Provided records
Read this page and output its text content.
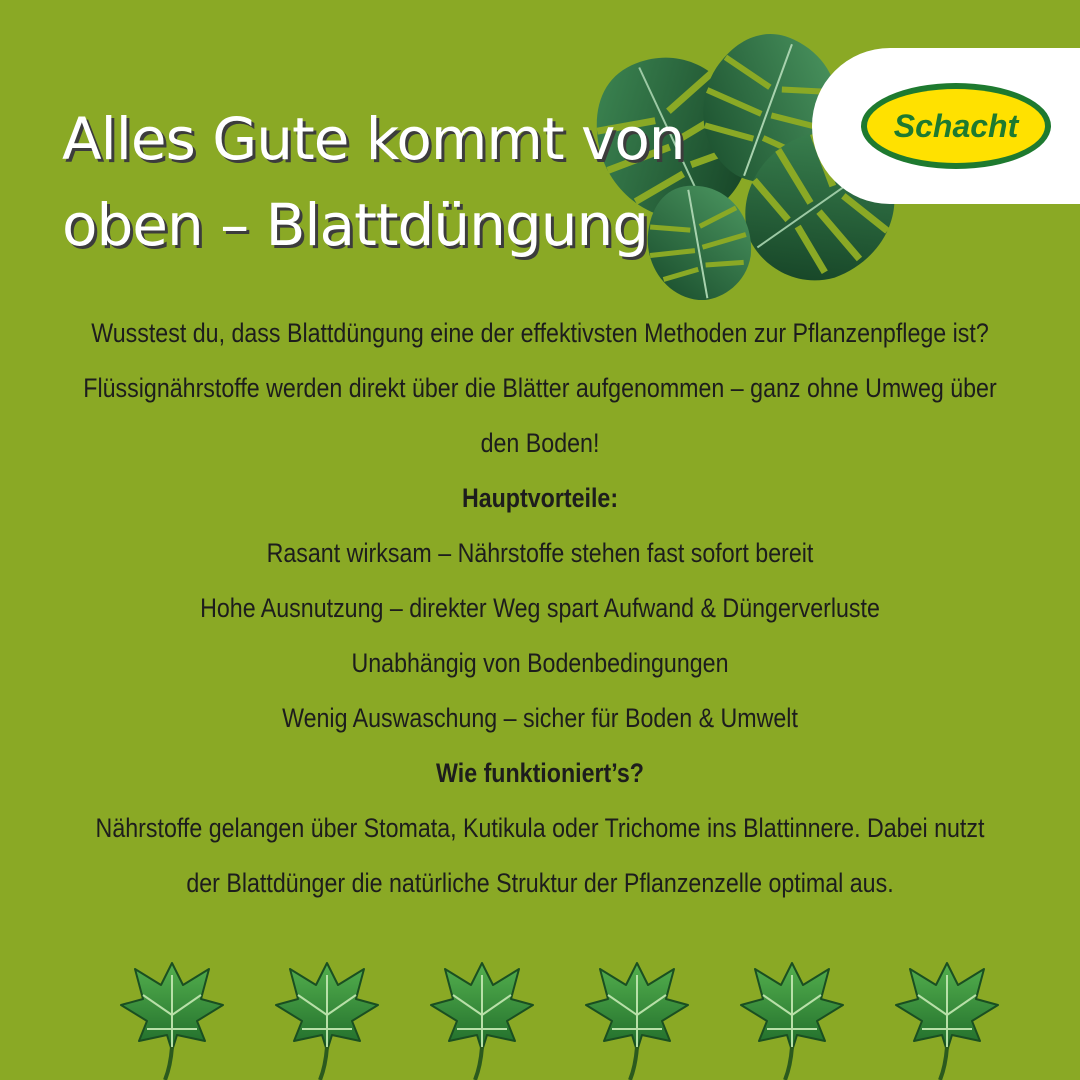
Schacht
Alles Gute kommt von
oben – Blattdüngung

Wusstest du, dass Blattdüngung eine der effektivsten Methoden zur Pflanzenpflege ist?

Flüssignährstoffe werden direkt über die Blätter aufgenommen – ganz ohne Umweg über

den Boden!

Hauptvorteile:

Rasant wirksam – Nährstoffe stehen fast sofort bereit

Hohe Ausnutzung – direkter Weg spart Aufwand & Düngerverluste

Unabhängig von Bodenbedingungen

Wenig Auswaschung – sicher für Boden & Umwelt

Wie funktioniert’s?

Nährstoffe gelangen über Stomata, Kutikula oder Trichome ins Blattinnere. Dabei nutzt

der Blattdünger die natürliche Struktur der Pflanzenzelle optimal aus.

==

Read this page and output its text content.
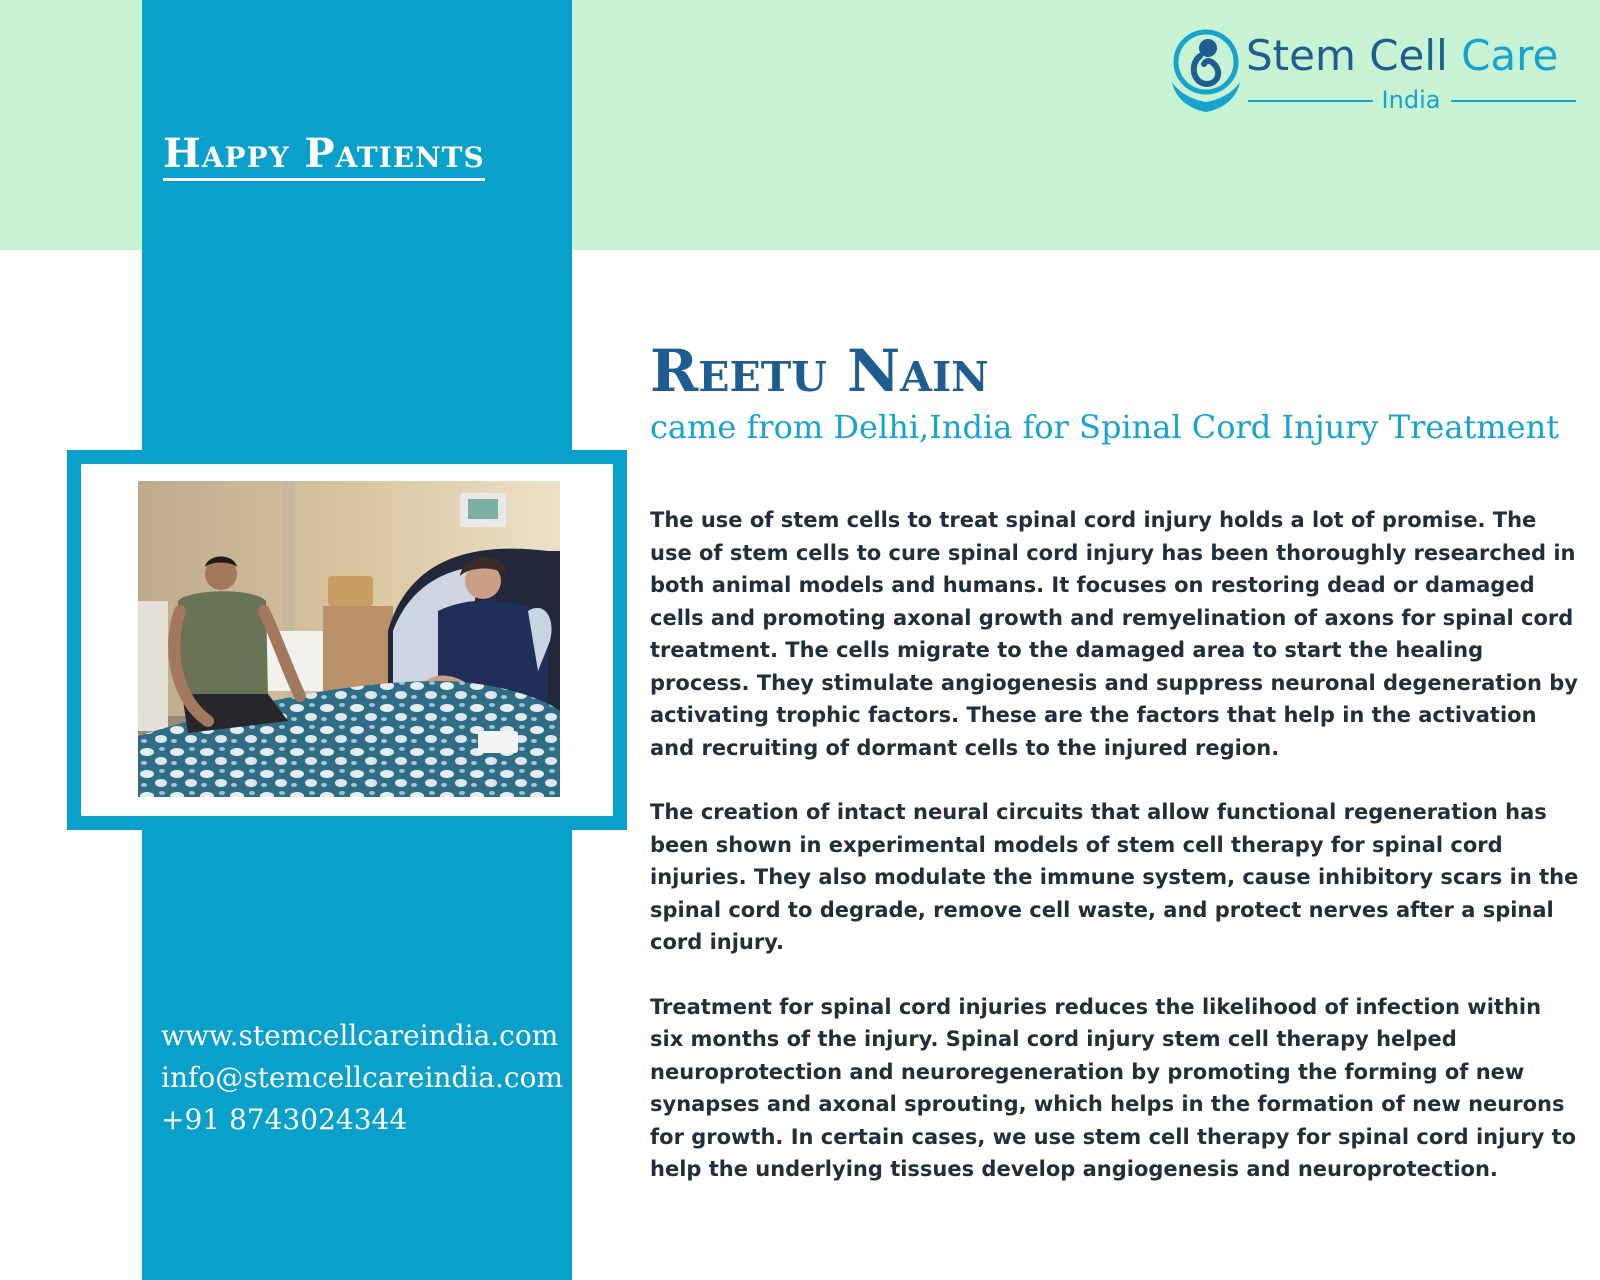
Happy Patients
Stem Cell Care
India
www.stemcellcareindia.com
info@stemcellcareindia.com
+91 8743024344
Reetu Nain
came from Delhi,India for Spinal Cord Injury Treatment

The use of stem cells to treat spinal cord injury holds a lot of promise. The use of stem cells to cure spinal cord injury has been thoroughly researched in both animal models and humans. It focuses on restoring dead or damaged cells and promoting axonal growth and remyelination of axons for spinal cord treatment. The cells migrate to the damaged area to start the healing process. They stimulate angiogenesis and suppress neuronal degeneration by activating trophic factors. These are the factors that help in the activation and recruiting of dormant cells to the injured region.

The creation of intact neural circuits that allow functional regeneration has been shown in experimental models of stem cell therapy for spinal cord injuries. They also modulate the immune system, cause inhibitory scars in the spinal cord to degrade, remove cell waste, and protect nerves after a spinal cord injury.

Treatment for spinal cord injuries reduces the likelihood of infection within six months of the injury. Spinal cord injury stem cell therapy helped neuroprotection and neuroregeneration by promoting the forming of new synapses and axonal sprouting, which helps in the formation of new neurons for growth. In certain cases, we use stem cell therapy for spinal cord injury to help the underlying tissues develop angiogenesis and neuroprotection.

About this task
From the data above, report how many lines include the string "über". The number alone will do.

Output
2